▶ [What is required]: Each entry has to be copied exactly, with nothing missed.

[Extracted records]
:::

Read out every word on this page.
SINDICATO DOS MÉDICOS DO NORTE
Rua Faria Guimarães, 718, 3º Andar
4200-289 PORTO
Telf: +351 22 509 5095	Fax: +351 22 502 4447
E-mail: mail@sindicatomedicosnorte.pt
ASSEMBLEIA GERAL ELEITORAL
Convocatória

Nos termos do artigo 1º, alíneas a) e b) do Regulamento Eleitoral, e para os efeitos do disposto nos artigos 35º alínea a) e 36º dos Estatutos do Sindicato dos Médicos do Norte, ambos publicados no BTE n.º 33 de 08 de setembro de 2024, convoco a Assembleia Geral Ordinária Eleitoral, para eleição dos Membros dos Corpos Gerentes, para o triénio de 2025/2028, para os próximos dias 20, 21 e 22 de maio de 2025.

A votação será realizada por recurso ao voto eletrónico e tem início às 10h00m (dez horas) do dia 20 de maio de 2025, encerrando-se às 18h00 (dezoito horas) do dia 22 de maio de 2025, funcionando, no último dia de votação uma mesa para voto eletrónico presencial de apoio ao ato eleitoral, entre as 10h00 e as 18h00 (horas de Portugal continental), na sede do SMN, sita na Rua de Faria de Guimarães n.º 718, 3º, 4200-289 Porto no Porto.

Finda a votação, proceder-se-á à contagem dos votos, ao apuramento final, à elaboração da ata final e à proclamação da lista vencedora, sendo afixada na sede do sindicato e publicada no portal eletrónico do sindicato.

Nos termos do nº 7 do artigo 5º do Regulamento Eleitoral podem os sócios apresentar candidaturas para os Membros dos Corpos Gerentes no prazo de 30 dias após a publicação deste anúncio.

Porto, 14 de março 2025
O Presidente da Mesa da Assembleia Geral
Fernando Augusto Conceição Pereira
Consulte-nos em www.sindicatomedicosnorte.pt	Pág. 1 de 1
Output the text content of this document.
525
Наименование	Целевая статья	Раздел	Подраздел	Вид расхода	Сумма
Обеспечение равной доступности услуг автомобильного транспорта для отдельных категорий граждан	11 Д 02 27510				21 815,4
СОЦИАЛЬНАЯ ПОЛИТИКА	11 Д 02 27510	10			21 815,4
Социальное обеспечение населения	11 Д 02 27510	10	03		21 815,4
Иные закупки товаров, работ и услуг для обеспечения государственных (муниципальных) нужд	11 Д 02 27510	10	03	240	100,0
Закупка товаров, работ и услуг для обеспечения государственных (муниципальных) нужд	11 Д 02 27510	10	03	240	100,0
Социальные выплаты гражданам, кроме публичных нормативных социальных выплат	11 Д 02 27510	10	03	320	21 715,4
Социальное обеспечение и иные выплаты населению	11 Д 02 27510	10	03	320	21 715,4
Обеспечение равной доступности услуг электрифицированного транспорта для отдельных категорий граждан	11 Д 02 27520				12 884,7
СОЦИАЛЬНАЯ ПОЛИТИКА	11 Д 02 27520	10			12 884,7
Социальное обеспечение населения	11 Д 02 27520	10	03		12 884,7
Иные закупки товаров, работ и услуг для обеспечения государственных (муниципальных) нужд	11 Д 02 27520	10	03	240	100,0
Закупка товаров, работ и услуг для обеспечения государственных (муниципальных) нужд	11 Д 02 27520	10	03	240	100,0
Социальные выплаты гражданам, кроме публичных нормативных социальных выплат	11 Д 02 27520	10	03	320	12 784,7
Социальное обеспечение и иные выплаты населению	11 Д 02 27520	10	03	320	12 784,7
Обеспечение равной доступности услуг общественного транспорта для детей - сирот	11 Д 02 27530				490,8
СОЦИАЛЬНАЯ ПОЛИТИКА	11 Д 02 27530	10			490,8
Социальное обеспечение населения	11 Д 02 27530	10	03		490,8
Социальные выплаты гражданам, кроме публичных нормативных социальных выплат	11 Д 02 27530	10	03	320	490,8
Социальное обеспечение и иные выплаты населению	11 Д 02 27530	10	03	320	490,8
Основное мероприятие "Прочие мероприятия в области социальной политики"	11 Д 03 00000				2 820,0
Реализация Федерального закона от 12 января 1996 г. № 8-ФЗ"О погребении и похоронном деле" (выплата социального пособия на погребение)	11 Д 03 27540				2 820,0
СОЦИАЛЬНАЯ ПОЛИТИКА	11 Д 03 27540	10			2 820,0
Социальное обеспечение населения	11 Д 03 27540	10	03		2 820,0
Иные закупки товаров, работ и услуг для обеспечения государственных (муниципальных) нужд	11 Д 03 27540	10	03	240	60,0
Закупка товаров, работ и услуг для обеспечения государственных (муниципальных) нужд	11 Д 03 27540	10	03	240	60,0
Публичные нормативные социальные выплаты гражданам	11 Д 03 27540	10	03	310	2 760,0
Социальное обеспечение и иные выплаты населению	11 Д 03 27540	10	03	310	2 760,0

:::

▶ [Expected answer]:
Read out every word on this page.
SINDICATO DOS MÉDICOS DO NORTE
Rua Faria Guimarães, 718, 3º Andar
4200-289 PORTO
Telf: +351 22 509 5095	Fax: +351 22 502 4447
E-mail: mail@sindicatomedicosnorte.pt
ASSEMBLEIA GERAL ELEITORAL
Convocatória

Nos termos do artigo 1º, alíneas a) e b) do Regulamento Eleitoral, e para os efeitos do disposto nos artigos 35º alínea a) e 36º dos Estatutos do Sindicato dos Médicos do Norte, ambos publicados no BTE n.º 33 de 08 de setembro de 2024, convoco a Assembleia Geral Ordinária Eleitoral, para eleição dos Membros dos Corpos Gerentes, para o triénio de 2025/2028, para os próximos dias 20, 21 e 22 de maio de 2025.

A votação será realizada por recurso ao voto eletrónico e tem início às 10h00m (dez horas) do dia 20 de maio de 2025, encerrando-se às 18h00 (dezoito horas) do dia 22 de maio de 2025, funcionando, no último dia de votação uma mesa para voto eletrónico presencial de apoio ao ato eleitoral, entre as 10h00 e as 18h00 (horas de Portugal continental), na sede do SMN, sita na Rua de Faria de Guimarães n.º 718, 3º, 4200-289 Porto no Porto.

Finda a votação, proceder-se-á à contagem dos votos, ao apuramento final, à elaboração da ata final e à proclamação da lista vencedora, sendo afixada na sede do sindicato e publicada no portal eletrónico do sindicato.

Nos termos do nº 7 do artigo 5º do Regulamento Eleitoral podem os sócios apresentar candidaturas para os Membros dos Corpos Gerentes no prazo de 30 dias após a publicação deste anúncio.

Porto, 14 de março 2025
O Presidente da Mesa da Assembleia Geral
Fernando Augusto Conceição Pereira
Consulte-nos em www.sindicatomedicosnorte.pt	Pág. 1 de 1
Output the text content of this document.
525
Наименование	Целевая статья	Раздел	Подраздел	Вид расхода	Сумма
Обеспечение равной доступности услуг автомобильного транспорта для отдельных категорий граждан	11 Д 02 27510				21 815,4
СОЦИАЛЬНАЯ ПОЛИТИКА	11 Д 02 27510	10			21 815,4
Социальное обеспечение населения	11 Д 02 27510	10	03		21 815,4
Иные закупки товаров, работ и услуг для обеспечения государственных (муниципальных) нужд	11 Д 02 27510	10	03	240	100,0
Закупка товаров, работ и услуг для обеспечения государственных (муниципальных) нужд	11 Д 02 27510	10	03	240	100,0
Социальные выплаты гражданам, кроме публичных нормативных социальных выплат	11 Д 02 27510	10	03	320	21 715,4
Социальное обеспечение и иные выплаты населению	11 Д 02 27510	10	03	320	21 715,4
Обеспечение равной доступности услуг электрифицированного транспорта для отдельных категорий граждан	11 Д 02 27520				12 884,7
СОЦИАЛЬНАЯ ПОЛИТИКА	11 Д 02 27520	10			12 884,7
Социальное обеспечение населения	11 Д 02 27520	10	03		12 884,7
Иные закупки товаров, работ и услуг для обеспечения государственных (муниципальных) нужд	11 Д 02 27520	10	03	240	100,0
Закупка товаров, работ и услуг для обеспечения государственных (муниципальных) нужд	11 Д 02 27520	10	03	240	100,0
Социальные выплаты гражданам, кроме публичных нормативных социальных выплат	11 Д 02 27520	10	03	320	12 784,7
Социальное обеспечение и иные выплаты населению	11 Д 02 27520	10	03	320	12 784,7
Обеспечение равной доступности услуг общественного транспорта для детей - сирот	11 Д 02 27530				490,8
СОЦИАЛЬНАЯ ПОЛИТИКА	11 Д 02 27530	10			490,8
Социальное обеспечение населения	11 Д 02 27530	10	03		490,8
Социальные выплаты гражданам, кроме публичных нормативных социальных выплат	11 Д 02 27530	10	03	320	490,8
Социальное обеспечение и иные выплаты населению	11 Д 02 27530	10	03	320	490,8
Основное мероприятие "Прочие мероприятия в области социальной политики"	11 Д 03 00000				2 820,0
Реализация Федерального закона от 12 января 1996 г. № 8-ФЗ"О погребении и похоронном деле" (выплата социального пособия на погребение)	11 Д 03 27540				2 820,0
СОЦИАЛЬНАЯ ПОЛИТИКА	11 Д 03 27540	10			2 820,0
Социальное обеспечение населения	11 Д 03 27540	10	03		2 820,0
Иные закупки товаров, работ и услуг для обеспечения государственных (муниципальных) нужд	11 Д 03 27540	10	03	240	60,0
Закупка товаров, работ и услуг для обеспечения государственных (муниципальных) нужд	11 Д 03 27540	10	03	240	60,0
Публичные нормативные социальные выплаты гражданам	11 Д 03 27540	10	03	310	2 760,0
Социальное обеспечение и иные выплаты населению	11 Д 03 27540	10	03	310	2 760,0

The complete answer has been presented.